#### What is required
For each line below that contains the string "performance", copy that line.

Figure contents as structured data
** start **

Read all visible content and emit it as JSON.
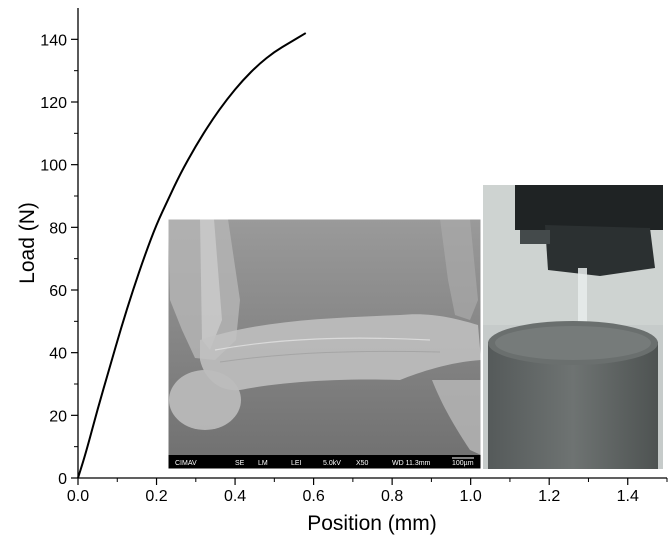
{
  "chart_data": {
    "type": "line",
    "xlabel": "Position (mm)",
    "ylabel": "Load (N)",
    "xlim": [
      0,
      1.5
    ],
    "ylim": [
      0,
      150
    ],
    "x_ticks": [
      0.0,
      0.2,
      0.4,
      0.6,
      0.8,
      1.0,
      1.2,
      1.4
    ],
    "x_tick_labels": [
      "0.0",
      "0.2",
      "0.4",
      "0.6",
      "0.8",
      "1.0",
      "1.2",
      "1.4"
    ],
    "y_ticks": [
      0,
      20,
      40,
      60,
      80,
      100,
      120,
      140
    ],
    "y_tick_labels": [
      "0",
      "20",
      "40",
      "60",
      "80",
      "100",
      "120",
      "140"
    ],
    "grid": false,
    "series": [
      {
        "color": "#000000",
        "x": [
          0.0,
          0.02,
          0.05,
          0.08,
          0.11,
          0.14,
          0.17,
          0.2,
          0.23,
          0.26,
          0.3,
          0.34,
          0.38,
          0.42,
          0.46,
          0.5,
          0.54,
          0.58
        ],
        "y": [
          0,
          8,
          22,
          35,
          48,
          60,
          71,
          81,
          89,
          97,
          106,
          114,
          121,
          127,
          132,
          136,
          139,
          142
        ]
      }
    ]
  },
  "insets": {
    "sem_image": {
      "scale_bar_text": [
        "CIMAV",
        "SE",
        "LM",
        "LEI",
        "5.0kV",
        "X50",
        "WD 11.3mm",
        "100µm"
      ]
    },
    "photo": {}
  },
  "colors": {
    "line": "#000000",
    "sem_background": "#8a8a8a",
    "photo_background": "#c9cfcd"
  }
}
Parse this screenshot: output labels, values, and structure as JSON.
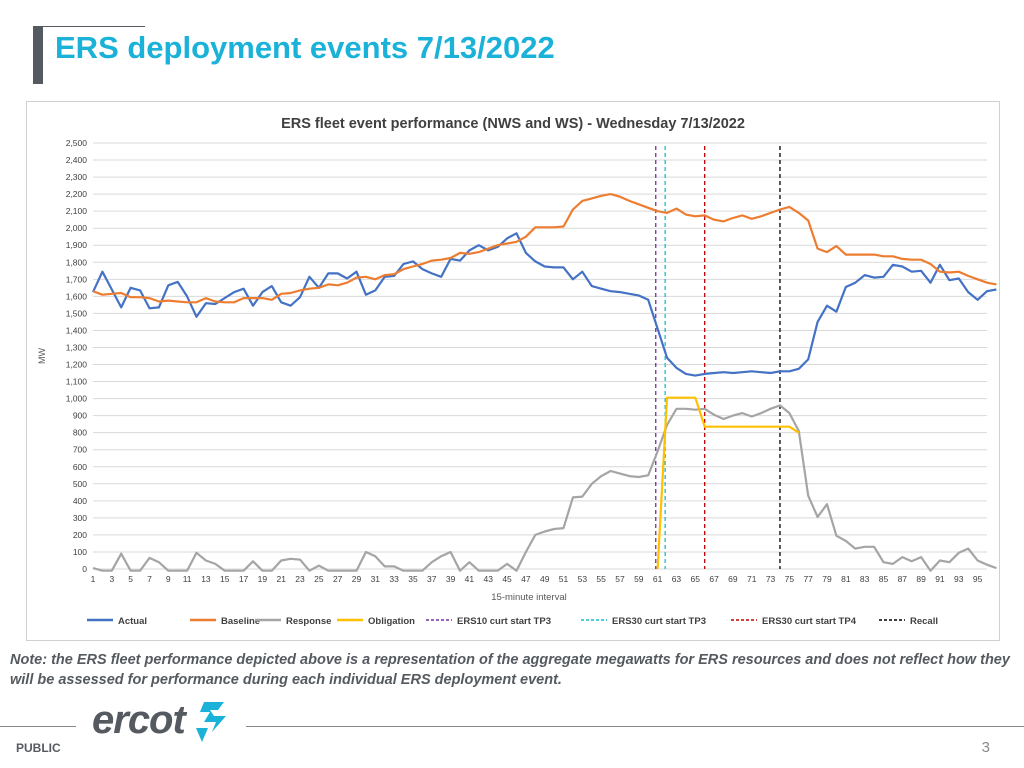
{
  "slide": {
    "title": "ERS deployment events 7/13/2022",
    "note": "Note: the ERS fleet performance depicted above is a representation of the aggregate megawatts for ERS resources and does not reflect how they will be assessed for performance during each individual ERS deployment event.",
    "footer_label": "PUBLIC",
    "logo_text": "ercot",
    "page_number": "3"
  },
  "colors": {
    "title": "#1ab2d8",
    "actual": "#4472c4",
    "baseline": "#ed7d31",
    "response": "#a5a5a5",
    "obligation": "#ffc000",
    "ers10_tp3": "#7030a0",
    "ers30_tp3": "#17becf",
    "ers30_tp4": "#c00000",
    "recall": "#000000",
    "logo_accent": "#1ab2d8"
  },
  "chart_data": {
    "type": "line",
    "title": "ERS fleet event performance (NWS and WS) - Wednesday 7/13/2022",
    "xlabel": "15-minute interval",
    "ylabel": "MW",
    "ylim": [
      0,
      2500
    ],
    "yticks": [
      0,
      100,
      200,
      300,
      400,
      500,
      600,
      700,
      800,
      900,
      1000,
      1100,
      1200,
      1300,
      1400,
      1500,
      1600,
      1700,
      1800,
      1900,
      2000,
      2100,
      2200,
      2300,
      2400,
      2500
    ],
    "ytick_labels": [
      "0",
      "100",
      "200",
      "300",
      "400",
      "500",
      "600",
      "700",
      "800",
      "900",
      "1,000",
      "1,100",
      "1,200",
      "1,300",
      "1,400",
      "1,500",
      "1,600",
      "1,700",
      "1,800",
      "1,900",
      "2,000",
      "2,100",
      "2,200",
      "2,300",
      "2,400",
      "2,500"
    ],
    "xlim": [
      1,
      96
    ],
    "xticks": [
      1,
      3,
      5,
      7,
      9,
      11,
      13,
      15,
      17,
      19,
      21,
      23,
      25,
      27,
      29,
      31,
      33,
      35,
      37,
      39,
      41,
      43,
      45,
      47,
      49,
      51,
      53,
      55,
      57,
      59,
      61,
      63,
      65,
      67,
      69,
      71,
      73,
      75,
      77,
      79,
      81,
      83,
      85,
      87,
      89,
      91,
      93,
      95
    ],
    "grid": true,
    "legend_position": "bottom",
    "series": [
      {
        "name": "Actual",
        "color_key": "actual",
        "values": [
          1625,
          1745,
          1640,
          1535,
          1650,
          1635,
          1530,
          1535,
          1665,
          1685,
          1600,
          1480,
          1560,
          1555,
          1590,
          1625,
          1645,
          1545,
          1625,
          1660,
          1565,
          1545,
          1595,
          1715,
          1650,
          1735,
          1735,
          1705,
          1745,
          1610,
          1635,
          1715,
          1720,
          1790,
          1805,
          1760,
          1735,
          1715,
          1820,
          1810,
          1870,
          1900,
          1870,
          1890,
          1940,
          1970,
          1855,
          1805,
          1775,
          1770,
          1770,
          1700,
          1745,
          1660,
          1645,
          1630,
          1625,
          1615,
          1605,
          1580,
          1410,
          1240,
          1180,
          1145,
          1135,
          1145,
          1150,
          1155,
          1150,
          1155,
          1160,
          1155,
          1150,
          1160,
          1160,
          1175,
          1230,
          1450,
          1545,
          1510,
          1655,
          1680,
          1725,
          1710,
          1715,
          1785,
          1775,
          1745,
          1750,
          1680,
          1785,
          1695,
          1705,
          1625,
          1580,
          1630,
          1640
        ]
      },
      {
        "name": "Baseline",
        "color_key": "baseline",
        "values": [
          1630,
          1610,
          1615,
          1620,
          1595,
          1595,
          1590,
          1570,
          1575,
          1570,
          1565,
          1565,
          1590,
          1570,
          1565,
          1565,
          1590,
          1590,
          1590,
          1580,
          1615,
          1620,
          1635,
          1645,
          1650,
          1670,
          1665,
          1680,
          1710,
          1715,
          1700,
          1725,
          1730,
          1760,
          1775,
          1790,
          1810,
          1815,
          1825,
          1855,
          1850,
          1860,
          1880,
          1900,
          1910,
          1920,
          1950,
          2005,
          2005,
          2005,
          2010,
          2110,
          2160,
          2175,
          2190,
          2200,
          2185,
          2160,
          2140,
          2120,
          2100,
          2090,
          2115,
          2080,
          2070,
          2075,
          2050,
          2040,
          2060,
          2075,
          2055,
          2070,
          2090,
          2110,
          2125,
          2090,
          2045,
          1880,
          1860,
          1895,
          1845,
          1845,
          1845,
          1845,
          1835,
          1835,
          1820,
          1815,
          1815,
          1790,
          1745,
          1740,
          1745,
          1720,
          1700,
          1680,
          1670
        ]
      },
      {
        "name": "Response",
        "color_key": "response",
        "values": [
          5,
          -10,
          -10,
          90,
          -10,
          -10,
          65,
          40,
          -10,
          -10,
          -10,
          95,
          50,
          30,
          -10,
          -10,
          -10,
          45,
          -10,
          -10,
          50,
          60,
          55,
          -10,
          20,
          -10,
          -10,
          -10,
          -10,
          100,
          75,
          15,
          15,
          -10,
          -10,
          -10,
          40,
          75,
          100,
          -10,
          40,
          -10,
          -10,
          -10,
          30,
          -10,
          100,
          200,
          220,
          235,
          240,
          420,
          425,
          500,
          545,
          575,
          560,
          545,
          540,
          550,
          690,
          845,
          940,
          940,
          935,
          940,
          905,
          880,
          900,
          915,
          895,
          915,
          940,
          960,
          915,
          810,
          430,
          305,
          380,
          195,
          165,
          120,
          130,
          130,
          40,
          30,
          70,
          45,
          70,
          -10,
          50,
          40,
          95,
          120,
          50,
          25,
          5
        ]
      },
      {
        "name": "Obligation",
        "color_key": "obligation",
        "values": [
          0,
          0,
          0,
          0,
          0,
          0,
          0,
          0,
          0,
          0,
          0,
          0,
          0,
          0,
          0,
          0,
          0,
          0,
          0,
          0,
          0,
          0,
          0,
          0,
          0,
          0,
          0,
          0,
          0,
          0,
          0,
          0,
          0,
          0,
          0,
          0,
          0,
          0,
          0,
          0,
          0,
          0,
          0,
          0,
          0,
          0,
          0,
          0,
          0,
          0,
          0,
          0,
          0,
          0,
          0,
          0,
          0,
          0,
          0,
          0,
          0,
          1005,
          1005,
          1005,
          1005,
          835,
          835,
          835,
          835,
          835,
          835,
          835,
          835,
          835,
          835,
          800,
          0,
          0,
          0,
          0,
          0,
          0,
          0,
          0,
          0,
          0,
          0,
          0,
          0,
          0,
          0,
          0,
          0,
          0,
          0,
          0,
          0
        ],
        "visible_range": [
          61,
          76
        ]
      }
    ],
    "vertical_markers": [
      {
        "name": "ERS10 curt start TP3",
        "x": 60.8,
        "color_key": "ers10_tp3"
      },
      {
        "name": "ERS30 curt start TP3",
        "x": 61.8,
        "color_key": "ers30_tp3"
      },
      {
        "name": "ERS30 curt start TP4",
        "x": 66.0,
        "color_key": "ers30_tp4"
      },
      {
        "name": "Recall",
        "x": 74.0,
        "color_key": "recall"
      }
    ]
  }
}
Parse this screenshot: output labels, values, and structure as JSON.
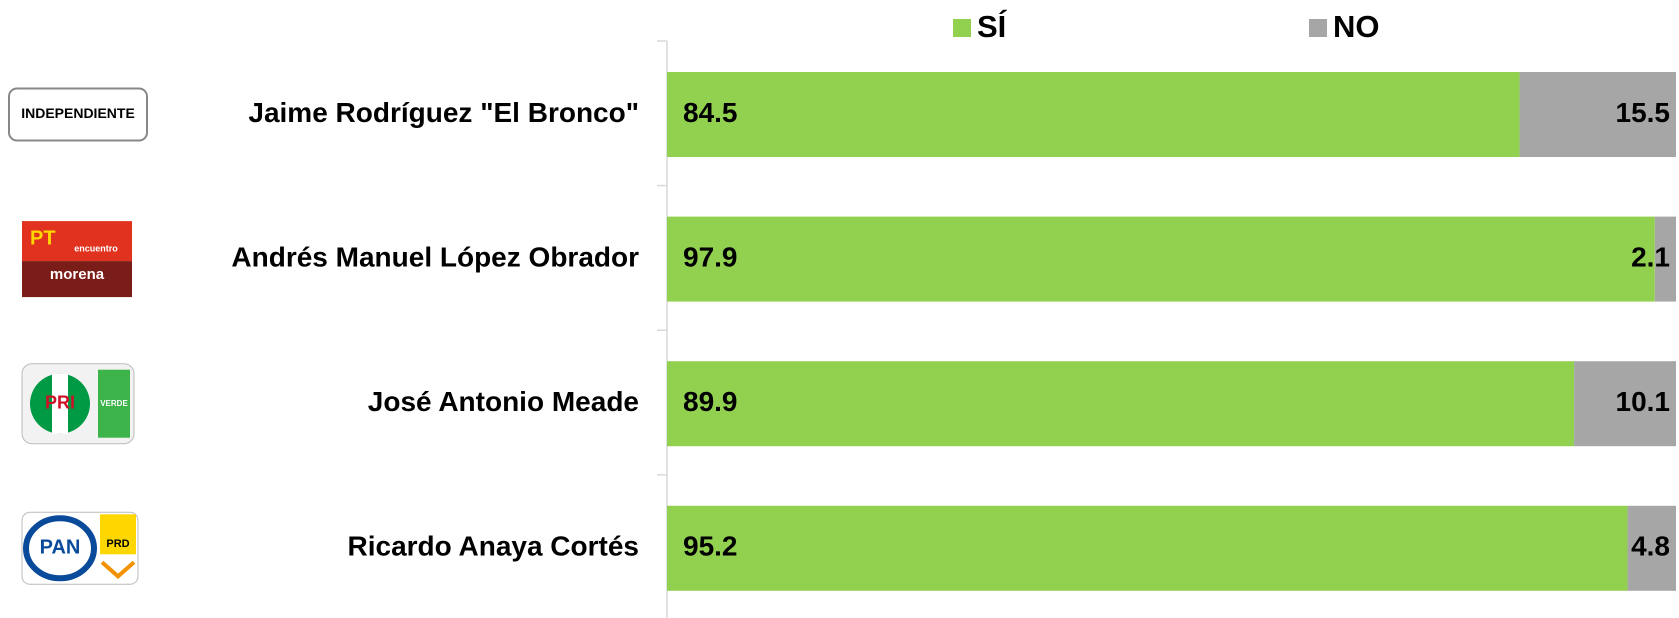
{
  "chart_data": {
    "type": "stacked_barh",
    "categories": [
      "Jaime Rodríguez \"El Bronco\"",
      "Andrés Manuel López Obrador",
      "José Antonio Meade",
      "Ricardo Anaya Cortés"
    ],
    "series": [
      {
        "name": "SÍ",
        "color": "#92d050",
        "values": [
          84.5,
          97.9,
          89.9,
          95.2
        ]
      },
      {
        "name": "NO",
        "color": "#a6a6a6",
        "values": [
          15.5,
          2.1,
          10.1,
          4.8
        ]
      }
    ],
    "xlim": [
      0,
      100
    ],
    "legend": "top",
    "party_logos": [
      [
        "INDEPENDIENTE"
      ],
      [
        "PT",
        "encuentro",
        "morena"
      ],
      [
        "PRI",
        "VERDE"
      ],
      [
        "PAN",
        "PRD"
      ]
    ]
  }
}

** end **

#### Completed task
    "note": "Note: the ERS fleet performance depicted above is a representation of the aggregate megawatts for ERS resources and does not reflect how they will be assessed for performance during each individual ERS deployment event.",
    "title": "ERS fleet event performance (NWS and WS) - Wednesday 7/13/2022",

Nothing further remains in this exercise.